Task statement:
Reproduce all lines of the listing below in which the word "наук" occurs.

[Saved entries]
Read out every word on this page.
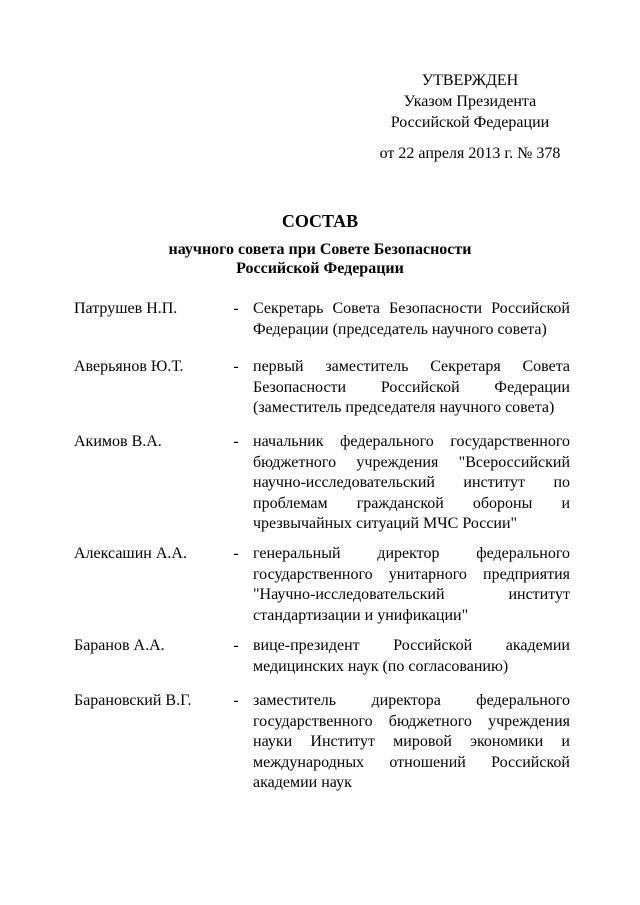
УТВЕРЖДЕН
Указом Президента
Российской Федерации
от 22 апреля 2013 г. № 378
СОСТАВ
научного совета при Совете Безопасности
Российской Федерации
Патрушев Н.П.	- Секретарь Совета Безопасности Российской Федерации (председатель научного совета)
Аверьянов Ю.Т.	- первый заместитель Секретаря Совета Безопасности Российской Федерации (заместитель председателя научного совета)
Акимов В.А.	- начальник федерального государственного бюджетного учреждения "Всероссийский научно-исследовательский институт по проблемам гражданской обороны и чрезвычайных ситуаций МЧС России"
Алексашин А.А.	- генеральный директор федерального государственного унитарного предприятия "Научно-исследовательский институт стандартизации и унификации"
Баранов А.А.	- вице-президент Российской академии медицинских наук (по согласованию)
Барановский В.Г.	- заместитель директора федерального государственного бюджетного учреждения науки Институт мировой экономики и международных отношений Российской академии наук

Solution to the problem:
Баранов А.А.	- вице-президент Российской академии медицинских наук (по согласованию)
Барановский В.Г.	- заместитель директора федерального государственного бюджетного учреждения науки Институт мировой экономики и международных отношений Российской академии наук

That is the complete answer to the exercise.